EXERCISE:
Check every line of the entries that follow, and copy the ones containing "file".

Dataset items
- - -

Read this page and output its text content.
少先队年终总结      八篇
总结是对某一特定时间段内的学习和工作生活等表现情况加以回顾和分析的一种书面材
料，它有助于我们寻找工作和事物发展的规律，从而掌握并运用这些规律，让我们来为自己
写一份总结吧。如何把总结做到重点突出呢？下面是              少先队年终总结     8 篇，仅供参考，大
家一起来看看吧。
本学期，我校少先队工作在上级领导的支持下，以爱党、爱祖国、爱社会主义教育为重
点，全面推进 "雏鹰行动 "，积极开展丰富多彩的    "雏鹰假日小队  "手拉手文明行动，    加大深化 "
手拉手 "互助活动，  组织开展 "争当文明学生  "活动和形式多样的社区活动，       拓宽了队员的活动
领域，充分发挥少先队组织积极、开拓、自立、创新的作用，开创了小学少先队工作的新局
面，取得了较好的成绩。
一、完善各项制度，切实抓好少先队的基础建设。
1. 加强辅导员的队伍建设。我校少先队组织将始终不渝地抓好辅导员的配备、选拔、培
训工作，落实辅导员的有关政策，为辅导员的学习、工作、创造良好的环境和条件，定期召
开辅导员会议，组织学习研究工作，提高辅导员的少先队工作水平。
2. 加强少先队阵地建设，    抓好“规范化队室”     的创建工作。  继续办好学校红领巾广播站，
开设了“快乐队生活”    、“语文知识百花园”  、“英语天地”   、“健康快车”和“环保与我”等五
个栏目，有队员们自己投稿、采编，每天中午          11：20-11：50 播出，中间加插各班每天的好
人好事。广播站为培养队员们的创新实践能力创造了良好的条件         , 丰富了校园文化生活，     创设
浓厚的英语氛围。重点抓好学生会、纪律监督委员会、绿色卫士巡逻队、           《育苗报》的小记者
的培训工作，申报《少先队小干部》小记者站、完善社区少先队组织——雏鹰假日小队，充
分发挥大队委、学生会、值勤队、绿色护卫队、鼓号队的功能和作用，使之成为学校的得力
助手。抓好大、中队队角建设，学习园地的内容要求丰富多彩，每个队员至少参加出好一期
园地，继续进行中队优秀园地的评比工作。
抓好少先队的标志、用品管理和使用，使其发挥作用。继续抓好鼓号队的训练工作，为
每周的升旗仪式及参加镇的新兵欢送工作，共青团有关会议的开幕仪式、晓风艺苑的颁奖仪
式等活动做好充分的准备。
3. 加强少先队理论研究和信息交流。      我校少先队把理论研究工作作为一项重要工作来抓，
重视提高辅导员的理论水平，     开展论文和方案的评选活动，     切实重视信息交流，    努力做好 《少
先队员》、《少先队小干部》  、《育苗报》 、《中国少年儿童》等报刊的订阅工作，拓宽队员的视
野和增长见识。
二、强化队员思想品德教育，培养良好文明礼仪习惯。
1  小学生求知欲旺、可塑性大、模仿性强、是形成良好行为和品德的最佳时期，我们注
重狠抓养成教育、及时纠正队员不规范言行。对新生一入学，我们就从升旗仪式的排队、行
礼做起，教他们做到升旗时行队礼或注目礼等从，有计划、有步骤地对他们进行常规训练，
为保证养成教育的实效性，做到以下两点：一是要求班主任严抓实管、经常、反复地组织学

- - -

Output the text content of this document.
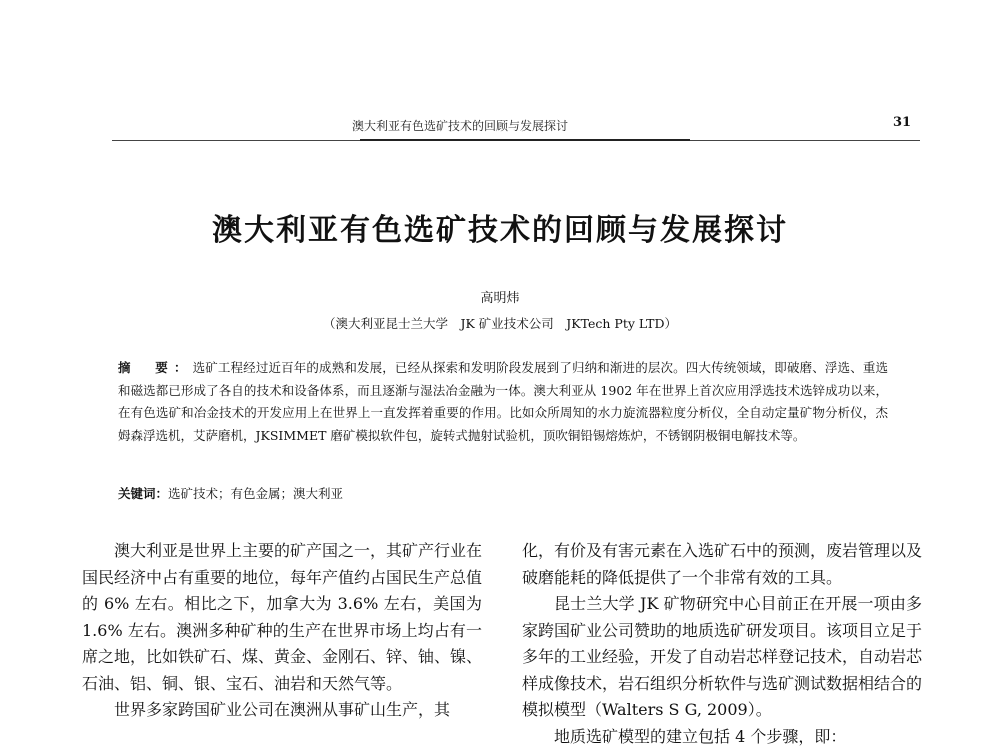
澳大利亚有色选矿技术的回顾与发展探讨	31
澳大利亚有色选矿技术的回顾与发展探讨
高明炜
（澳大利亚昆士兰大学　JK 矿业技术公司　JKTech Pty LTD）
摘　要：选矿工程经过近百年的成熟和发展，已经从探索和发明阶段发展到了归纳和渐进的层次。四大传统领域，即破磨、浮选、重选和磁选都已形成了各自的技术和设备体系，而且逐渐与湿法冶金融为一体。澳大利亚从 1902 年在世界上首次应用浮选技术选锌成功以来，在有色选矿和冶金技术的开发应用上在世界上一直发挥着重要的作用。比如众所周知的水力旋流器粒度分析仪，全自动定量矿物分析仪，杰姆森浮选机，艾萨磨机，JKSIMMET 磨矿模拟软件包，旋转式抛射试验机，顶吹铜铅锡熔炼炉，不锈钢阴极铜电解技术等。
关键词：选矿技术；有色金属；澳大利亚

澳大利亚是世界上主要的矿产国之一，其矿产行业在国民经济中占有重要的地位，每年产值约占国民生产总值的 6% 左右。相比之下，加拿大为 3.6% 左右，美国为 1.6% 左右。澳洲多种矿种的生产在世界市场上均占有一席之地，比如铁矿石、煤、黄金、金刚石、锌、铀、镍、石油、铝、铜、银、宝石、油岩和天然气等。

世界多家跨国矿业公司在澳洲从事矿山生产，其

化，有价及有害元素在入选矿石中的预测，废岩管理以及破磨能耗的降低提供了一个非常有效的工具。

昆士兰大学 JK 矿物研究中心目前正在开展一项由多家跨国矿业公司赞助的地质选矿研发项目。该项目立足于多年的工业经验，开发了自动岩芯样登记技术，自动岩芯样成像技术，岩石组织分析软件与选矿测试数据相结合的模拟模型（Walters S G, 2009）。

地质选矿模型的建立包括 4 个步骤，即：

- - -

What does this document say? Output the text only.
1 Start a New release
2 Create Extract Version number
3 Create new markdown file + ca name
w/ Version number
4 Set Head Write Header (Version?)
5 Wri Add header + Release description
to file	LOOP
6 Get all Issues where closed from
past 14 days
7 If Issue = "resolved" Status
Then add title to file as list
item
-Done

- - -

REPLY:
3 Create new markdown file + ca name
to file	LOOP
Then add title to file as list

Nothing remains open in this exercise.